Artikel:
····················

OGH 4Ob151/19p

OGH4Ob151/19p21.2.2020

Der Oberste Gerichtshof hat als Revisionsgericht durch den Senatspräsidenten Dr. Vogel als Vorsitzenden und die Hofräte Dr. Schwarzenbacher, Hon.‑Prof. Dr. Brenn, Priv.‑Doz. Dr. Rassi und MMag. Matzka als weitere Richter in der Rechtssache der Klägerin K***** GmbH, *****, vertreten durch Graf & Pitkowitz Rechtsanwälte GmbH in Wien, gegen die Beklagten 1. K***** AG, *****, 2. DI S***** P*****, beide vertreten durch Saxinger Chalupsky & Partner Rechtsanwälte GmbH in Wels, wegen Unterlassung (Streitwert 90.000 EUR), Beseitigung (Streitwert 5.000 EUR) und Urteilsveröffentlichung (Streitwert 5.000 EUR), über die außerordentliche Revision der Beklagten gegen das Urteil des Oberlandesgerichts Linz als Berufungsgericht vom 5. Juni 2019, GZ 2 R 73/19x-31, den

Beschluss

gefasst:

European Case Law Identifier: ECLI:AT:OGH0002:2020:0040OB00151.19P.0221.000

 

Spruch:

Die außerordentliche Revision wird gemäß § 508a Abs 2 ZPO mangels der Voraussetzungen des § 502 Abs 1 ZPO zurückgewiesen.

 

Begründung:

Die Klägerin erzeugt unter der Marke K***** Fahrräder. Konzerngesellschaften der Erstbeklagten, deren Vorstand der Zweitbeklagte ist, erzeugen unter der Marke K***** Motorräder.

····················

Vorliegende Einträge:
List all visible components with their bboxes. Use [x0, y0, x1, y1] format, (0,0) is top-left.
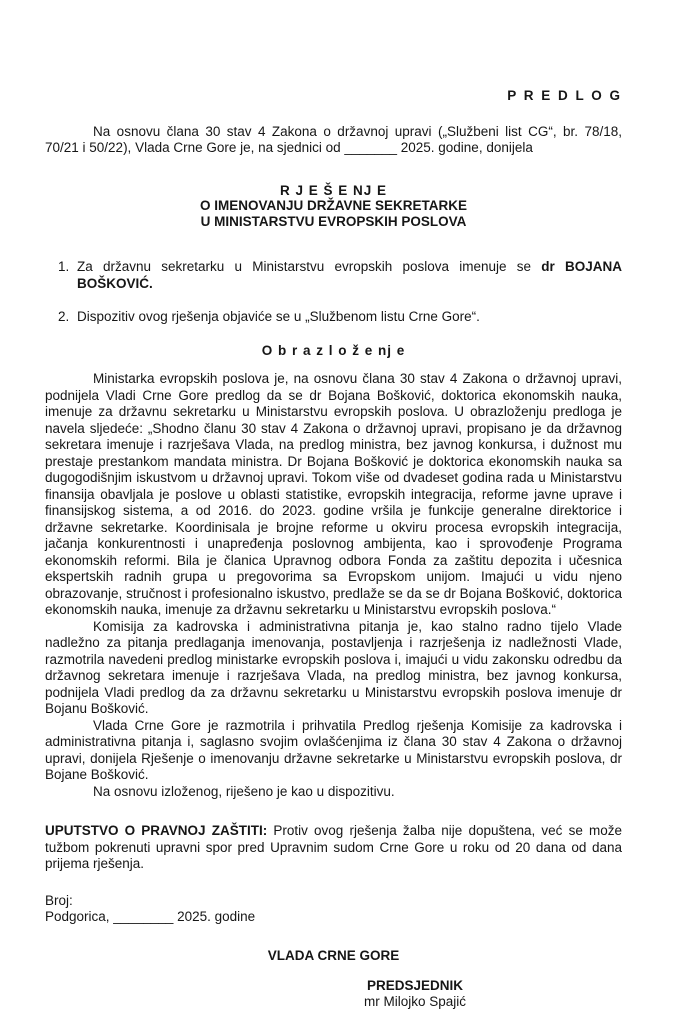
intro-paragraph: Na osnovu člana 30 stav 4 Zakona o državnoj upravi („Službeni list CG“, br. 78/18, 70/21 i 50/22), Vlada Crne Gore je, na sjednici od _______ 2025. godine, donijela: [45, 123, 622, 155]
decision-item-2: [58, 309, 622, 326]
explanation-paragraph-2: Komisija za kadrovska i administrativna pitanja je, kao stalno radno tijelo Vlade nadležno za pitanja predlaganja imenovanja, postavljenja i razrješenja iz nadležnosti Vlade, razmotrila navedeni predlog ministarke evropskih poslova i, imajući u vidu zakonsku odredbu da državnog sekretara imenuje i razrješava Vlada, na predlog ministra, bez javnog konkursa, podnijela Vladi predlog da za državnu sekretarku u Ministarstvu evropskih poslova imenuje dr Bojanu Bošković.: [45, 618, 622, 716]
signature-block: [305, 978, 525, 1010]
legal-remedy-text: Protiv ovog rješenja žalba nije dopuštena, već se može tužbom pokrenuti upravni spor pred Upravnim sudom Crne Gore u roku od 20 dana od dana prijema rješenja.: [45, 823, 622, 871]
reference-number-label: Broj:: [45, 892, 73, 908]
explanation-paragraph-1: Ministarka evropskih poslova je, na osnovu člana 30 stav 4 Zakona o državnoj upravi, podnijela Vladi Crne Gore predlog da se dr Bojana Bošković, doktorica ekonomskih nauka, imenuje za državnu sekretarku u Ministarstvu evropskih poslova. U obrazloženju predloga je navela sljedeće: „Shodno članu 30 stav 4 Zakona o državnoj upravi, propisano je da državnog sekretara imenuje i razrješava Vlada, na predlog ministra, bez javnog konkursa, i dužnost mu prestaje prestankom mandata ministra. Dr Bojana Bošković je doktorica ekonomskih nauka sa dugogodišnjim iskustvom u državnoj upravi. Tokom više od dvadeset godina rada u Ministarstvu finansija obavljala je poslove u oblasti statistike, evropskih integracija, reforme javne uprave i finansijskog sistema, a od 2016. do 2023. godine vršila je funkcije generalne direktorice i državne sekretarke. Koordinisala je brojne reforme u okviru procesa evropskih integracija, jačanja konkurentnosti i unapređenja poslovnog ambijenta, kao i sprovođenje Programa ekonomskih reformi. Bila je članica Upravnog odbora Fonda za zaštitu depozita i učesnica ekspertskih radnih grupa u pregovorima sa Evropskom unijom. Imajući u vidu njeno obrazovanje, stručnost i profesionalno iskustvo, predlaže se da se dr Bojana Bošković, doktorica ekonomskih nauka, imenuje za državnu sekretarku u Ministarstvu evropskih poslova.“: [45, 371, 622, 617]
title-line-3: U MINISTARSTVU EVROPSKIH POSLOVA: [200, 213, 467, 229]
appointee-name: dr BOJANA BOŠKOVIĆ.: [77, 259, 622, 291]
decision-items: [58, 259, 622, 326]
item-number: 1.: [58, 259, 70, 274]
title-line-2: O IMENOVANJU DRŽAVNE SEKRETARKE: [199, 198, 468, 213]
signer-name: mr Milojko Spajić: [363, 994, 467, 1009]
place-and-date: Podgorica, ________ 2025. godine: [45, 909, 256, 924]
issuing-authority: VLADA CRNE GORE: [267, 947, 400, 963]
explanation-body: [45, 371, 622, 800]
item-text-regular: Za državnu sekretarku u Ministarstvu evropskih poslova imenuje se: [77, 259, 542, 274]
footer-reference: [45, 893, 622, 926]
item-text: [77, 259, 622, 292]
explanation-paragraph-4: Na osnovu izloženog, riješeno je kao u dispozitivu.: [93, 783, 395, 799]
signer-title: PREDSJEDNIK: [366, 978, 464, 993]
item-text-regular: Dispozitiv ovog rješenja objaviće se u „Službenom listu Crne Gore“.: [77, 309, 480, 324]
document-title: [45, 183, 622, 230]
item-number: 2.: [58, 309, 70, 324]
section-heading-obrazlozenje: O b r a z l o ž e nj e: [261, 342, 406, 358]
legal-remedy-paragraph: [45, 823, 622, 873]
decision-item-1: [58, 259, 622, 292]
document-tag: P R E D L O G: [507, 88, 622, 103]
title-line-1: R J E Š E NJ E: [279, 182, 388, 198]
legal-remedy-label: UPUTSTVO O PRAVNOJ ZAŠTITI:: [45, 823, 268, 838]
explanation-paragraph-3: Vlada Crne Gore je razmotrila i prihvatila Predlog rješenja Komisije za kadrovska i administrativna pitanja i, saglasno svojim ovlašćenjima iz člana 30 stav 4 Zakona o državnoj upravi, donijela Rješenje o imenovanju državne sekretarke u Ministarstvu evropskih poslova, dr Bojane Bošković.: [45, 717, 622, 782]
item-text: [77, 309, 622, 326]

····················

Deine Aufgabe:
Gib den Beschluss von „Die Klägerin erzeugt“ bis einschließlich „Marke K***** Motorräder.“ wieder und tausche dabei „Fahrräder“ gegen „Elektrofahrräder“ aus. Die Auflistung spielt hierfür keine Rolle.

Lösung:
Die Klägerin erzeugt unter der Marke K***** Elektrofahrräder. Konzerngesellschaften der Erstbeklagten, deren Vorstand der Zweitbeklagte ist, erzeugen unter der Marke K***** Motorräder.